SET TASK:
Check each line of the entries below for the string "prvok"; copy every line where it appears.

═══ TASK MATERIAL

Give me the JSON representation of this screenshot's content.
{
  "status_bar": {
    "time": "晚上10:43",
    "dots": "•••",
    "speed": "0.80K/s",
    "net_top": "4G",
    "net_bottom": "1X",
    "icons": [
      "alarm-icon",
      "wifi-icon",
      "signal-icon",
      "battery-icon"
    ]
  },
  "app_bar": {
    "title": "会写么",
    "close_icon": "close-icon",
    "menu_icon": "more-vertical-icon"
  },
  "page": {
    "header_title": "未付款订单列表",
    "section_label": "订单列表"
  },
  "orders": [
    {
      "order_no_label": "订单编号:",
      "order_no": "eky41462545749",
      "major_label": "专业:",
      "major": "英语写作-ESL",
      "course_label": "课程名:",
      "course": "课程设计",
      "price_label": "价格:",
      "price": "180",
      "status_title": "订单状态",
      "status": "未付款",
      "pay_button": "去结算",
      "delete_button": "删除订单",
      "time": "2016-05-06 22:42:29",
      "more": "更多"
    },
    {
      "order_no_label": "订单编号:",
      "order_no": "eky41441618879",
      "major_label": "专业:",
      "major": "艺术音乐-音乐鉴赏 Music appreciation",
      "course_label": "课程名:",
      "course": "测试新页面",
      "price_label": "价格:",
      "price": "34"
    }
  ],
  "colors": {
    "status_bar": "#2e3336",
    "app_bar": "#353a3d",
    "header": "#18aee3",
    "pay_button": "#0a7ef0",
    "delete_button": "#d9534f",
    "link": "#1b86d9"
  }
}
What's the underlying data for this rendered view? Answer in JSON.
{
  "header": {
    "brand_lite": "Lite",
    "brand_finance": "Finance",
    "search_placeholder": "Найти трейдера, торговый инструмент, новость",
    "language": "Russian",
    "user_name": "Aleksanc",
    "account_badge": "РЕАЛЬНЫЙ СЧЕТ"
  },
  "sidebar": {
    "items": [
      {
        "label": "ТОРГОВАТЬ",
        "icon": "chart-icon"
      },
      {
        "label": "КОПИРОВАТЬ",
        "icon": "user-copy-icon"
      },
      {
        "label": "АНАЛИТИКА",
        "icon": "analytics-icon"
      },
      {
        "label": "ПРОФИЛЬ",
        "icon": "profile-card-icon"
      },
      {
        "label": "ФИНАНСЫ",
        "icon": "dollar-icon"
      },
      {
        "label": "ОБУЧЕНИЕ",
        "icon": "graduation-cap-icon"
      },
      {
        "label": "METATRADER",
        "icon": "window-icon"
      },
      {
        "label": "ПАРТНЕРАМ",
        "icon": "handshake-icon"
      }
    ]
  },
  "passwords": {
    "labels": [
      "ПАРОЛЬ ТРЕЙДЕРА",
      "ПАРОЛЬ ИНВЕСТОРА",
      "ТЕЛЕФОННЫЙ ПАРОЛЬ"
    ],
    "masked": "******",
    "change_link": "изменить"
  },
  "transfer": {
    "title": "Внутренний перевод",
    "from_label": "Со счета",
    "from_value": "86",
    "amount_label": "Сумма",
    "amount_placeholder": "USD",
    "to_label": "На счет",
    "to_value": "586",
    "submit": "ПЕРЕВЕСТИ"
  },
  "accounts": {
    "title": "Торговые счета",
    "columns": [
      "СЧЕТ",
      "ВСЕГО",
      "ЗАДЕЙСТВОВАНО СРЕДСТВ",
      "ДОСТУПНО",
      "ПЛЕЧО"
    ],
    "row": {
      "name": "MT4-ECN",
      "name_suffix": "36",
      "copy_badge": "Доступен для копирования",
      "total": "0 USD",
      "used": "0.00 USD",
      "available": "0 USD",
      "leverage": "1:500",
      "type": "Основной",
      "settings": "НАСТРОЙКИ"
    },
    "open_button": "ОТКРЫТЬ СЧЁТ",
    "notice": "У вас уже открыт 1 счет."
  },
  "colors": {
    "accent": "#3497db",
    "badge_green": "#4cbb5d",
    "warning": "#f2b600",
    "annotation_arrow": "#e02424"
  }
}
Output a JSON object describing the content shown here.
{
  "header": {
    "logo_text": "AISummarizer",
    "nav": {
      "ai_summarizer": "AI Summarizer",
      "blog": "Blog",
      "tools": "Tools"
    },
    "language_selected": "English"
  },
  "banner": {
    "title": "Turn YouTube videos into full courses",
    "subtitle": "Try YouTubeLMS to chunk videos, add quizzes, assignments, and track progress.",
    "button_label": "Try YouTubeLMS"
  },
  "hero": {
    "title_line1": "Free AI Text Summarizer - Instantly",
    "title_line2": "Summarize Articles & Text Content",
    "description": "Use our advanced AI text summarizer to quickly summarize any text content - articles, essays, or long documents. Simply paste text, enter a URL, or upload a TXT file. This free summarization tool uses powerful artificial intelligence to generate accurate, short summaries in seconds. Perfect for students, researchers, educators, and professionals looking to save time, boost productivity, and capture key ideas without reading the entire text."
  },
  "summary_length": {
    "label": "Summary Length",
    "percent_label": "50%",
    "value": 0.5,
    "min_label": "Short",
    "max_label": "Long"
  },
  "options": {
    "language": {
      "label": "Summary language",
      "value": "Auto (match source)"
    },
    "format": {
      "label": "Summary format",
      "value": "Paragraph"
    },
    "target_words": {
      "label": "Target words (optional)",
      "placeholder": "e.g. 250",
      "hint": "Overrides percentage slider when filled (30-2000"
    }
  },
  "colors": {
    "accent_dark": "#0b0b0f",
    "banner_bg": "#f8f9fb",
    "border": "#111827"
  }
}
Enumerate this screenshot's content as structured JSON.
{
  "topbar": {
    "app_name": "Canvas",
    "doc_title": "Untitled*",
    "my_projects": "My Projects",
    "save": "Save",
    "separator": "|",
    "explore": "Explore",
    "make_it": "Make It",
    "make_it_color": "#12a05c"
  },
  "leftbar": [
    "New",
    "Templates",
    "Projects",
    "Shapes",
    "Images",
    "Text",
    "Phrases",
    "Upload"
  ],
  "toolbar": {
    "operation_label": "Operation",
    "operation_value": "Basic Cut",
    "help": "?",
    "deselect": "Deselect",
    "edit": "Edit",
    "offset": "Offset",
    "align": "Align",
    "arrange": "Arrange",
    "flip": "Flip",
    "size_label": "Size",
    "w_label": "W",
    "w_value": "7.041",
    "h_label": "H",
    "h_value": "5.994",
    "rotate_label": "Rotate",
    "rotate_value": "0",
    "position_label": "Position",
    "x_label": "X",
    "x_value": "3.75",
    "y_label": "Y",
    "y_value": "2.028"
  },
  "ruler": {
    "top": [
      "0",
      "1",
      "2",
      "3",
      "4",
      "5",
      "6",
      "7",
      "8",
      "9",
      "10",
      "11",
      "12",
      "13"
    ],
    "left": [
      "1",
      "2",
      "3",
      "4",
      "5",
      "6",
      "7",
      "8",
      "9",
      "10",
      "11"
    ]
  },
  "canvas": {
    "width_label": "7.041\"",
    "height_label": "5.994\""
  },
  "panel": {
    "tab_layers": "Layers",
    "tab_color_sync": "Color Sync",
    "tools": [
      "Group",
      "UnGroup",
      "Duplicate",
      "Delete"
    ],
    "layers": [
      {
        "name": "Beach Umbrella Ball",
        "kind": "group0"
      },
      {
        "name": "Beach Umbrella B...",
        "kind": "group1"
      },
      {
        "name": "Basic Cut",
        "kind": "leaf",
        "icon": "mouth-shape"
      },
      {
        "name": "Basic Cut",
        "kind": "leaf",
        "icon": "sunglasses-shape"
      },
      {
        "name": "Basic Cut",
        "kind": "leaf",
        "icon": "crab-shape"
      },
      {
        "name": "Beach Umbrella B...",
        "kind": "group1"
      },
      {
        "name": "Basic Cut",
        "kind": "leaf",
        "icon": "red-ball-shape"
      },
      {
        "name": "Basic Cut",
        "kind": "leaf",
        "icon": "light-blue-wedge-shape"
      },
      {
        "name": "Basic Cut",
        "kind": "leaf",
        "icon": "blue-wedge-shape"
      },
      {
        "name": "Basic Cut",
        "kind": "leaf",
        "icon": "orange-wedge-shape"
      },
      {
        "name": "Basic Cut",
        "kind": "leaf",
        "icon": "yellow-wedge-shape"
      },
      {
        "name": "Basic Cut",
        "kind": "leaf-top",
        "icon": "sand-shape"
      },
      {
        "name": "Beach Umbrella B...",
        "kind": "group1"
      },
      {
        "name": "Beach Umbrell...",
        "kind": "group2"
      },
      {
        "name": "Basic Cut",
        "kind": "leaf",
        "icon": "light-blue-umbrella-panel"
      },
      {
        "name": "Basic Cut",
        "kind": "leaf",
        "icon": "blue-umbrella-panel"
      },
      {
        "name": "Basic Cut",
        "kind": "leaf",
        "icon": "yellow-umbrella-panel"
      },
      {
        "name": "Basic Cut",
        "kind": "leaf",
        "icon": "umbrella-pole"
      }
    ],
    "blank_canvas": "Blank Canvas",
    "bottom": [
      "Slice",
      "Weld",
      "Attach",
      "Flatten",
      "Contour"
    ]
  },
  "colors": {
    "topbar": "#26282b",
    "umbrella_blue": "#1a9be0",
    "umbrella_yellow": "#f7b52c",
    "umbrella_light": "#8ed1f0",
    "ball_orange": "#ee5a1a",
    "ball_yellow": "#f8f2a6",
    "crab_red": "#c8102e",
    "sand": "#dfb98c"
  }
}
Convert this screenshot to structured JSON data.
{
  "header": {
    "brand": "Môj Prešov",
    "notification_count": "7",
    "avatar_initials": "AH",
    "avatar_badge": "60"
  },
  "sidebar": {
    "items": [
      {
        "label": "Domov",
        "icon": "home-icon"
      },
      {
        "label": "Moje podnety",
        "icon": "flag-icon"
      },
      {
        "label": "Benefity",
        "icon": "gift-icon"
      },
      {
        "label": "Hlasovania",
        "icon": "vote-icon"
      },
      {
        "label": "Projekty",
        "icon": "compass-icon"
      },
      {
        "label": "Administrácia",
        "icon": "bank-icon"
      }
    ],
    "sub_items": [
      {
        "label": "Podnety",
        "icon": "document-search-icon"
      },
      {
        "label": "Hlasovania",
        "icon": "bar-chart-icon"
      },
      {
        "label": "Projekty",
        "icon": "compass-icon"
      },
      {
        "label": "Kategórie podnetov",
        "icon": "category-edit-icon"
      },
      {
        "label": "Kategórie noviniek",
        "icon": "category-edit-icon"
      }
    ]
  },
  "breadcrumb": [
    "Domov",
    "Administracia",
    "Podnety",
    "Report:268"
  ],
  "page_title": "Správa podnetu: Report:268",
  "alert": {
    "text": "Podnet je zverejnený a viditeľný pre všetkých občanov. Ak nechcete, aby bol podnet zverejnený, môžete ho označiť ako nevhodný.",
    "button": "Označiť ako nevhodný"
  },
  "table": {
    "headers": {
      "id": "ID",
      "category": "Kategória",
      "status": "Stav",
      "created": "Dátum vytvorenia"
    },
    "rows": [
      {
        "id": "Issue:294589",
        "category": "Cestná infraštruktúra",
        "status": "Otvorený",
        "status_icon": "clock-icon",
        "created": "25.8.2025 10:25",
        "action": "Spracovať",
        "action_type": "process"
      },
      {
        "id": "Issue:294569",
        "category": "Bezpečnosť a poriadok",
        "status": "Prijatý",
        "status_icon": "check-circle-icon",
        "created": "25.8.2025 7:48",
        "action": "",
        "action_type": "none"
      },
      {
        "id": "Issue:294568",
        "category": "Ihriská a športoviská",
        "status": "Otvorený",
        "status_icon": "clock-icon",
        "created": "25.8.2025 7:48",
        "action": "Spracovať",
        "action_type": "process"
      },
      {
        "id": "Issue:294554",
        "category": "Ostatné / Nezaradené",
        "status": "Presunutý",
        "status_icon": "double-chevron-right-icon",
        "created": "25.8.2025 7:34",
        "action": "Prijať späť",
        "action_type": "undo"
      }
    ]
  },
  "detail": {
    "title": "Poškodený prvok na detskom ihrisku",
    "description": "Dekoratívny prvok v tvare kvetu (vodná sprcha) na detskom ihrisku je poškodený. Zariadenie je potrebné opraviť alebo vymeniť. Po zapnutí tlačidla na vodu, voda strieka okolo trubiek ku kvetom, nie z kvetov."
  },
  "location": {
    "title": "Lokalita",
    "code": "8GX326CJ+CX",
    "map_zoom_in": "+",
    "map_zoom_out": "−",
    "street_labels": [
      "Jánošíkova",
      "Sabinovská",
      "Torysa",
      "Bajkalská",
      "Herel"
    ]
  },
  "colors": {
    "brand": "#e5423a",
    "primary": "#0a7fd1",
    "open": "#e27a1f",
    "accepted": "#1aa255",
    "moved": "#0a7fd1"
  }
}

══════

REPLY TO THE TASK:
    "title": "Poškodený prvok na detskom ihrisku",
    "description": "Dekoratívny prvok v tvare kvetu (vodná sprcha) na detskom ihrisku je poškodený. Zariadenie je potrebné opraviť alebo vymeniť. Po zapnutí tlačidla na vodu, voda strieka okolo trubiek ku kvetom, nie z kvetov."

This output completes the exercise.